EXERCISE OBJECTIVE
Recast the listing below as a Markdown table with the columns Row and Listing line, starting at its first line and stopping after the line that contains "temperature-note-heading: For other". Leave out any blank lines.

[Element positions]
····················
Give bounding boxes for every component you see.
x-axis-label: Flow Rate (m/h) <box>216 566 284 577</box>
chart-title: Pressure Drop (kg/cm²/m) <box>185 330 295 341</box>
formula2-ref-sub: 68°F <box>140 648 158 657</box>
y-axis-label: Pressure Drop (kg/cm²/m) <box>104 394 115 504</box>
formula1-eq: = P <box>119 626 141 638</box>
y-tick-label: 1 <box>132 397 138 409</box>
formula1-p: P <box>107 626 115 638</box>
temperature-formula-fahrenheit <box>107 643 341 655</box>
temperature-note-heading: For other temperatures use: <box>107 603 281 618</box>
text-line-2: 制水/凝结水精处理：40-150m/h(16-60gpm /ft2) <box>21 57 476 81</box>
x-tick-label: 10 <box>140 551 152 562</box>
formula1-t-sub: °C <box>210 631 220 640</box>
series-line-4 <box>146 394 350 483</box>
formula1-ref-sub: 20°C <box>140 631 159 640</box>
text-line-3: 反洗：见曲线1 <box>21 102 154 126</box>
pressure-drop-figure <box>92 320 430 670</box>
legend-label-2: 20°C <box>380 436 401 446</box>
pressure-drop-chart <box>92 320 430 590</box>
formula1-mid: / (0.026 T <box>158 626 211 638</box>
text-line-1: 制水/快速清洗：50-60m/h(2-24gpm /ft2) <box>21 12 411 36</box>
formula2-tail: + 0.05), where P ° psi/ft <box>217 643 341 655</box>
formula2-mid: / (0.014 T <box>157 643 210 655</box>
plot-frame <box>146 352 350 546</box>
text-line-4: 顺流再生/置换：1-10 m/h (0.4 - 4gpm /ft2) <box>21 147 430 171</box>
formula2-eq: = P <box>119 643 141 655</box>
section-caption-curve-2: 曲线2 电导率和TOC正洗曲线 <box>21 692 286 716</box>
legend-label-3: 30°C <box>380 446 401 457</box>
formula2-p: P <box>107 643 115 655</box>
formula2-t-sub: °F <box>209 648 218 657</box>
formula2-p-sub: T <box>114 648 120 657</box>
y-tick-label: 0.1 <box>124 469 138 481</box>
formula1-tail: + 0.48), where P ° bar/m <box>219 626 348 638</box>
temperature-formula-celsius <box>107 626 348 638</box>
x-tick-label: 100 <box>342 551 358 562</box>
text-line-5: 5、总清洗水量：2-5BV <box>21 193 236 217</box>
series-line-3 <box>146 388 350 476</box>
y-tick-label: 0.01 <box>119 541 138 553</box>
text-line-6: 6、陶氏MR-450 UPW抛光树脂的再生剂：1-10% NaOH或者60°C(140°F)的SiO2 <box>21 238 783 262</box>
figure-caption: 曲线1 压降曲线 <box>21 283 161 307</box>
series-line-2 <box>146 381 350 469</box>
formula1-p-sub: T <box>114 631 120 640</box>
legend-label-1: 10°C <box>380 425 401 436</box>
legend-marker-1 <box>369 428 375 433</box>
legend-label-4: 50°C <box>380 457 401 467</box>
····················
FINISHED ANSWER
| Row | Listing line |
|---|---|
| 1 | Give bounding boxes for every component you see. |
| 2 | x-axis-label: Flow Rate (m/h) <box>216 566 284 577</box> |
| 3 | chart-title: Pressure Drop (kg/cm²/m) <box>185 330 295 341</box> |
| 4 | formula2-ref-sub: 68°F <box>140 648 158 657</box> |
| 5 | y-axis-label: Pressure Drop (kg/cm²/m) <box>104 394 115 504</box> |
| 6 | formula1-eq: = P <box>119 626 141 638</box> |
| 7 | y-tick-label: 1 <box>132 397 138 409</box> |
| 8 | formula1-p: P <box>107 626 115 638</box> |
| 9 | temperature-formula-fahrenheit <box>107 643 341 655</box> |
| 10 | temperature-note-heading: For other temperatures use: <box>107 603 281 618</box> |